##### Data listing

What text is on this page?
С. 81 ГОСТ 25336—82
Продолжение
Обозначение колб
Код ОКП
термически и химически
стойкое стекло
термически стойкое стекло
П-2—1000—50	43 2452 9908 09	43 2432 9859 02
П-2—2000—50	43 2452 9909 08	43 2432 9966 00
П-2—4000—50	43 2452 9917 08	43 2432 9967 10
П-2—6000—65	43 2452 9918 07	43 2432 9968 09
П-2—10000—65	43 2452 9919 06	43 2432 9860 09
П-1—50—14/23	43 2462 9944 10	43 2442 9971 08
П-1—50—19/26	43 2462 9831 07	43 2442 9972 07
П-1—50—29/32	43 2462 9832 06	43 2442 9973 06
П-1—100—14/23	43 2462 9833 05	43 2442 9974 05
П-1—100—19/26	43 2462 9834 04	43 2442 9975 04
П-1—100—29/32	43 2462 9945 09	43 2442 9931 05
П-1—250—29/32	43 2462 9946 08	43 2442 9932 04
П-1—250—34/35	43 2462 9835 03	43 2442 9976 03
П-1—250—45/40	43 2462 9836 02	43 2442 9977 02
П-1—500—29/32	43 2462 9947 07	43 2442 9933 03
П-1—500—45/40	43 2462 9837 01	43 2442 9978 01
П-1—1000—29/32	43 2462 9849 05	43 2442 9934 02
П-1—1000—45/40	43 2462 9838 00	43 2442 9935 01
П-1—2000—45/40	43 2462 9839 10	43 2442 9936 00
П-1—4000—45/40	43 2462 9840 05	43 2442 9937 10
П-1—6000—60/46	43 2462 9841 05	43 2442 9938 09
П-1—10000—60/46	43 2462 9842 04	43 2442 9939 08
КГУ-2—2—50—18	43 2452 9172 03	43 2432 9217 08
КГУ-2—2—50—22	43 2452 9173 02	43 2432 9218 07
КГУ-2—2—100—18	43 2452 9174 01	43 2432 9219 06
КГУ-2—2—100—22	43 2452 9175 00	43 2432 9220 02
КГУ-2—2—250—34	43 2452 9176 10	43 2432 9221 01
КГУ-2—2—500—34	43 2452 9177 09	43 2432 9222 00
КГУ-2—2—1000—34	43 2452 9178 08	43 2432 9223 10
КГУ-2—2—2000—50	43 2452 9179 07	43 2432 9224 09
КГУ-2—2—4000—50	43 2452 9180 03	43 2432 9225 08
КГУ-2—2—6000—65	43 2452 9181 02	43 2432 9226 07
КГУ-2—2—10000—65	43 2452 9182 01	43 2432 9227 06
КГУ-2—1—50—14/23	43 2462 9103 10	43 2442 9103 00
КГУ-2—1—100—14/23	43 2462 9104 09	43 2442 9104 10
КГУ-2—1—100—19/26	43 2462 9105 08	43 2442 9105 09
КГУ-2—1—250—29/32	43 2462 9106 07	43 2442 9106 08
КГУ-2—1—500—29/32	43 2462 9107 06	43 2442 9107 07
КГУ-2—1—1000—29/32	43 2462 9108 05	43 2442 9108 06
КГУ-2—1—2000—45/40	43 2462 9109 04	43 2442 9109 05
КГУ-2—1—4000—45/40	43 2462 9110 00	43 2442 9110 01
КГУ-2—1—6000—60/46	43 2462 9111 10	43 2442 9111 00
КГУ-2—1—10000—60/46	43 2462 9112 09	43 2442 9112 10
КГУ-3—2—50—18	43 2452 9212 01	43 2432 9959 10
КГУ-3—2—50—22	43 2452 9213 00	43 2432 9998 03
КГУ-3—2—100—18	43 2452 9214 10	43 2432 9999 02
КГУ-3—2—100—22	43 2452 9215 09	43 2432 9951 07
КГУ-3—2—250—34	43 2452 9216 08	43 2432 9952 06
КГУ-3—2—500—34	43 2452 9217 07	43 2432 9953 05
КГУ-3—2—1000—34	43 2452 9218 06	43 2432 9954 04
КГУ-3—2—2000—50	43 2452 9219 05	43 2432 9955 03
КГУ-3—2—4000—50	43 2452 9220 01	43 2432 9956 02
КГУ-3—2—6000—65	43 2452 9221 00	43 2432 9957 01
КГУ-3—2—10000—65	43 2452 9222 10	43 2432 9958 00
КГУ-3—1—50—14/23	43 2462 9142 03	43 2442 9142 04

##########

What is required: Whichever lines contain the string "термически", select and copy them.

Written response:
термически и химически
термически стойкое стекло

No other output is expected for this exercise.